### Data shown

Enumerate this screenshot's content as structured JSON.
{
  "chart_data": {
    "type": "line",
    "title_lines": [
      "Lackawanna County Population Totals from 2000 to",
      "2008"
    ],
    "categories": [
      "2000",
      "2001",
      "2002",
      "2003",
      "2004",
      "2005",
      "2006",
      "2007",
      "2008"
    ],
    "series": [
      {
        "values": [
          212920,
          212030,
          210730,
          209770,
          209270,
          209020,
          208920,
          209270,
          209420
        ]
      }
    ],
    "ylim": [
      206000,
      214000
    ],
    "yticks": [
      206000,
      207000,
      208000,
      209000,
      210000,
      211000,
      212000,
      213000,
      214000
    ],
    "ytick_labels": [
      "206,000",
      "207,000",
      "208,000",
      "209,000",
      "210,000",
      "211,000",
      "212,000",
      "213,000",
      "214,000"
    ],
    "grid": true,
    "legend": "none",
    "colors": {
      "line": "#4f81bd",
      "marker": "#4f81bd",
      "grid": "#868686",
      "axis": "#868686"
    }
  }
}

######

◆ Exercise ◆
Each line of the material should be echoed exactly.

◆ Exercise solution ◆
Enumerate this screenshot's content as structured JSON.
{
  "chart_data": {
    "type": "line",
    "title_lines": [
      "Lackawanna County Population Totals from 2000 to",
      "2008"
    ],
    "categories": [
      "2000",
      "2001",
      "2002",
      "2003",
      "2004",
      "2005",
      "2006",
      "2007",
      "2008"
    ],
    "series": [
      {
        "values": [
          212920,
          212030,
          210730,
          209770,
          209270,
          209020,
          208920,
          209270,
          209420
        ]
      }
    ],
    "ylim": [
      206000,
      214000
    ],
    "yticks": [
      206000,
      207000,
      208000,
      209000,
      210000,
      211000,
      212000,
      213000,
      214000
    ],
    "ytick_labels": [
      "206,000",
      "207,000",
      "208,000",
      "209,000",
      "210,000",
      "211,000",
      "212,000",
      "213,000",
      "214,000"
    ],
    "grid": true,
    "legend": "none",
    "colors": {
      "line": "#4f81bd",
      "marker": "#4f81bd",
      "grid": "#868686",
      "axis": "#868686"
    }
  }
}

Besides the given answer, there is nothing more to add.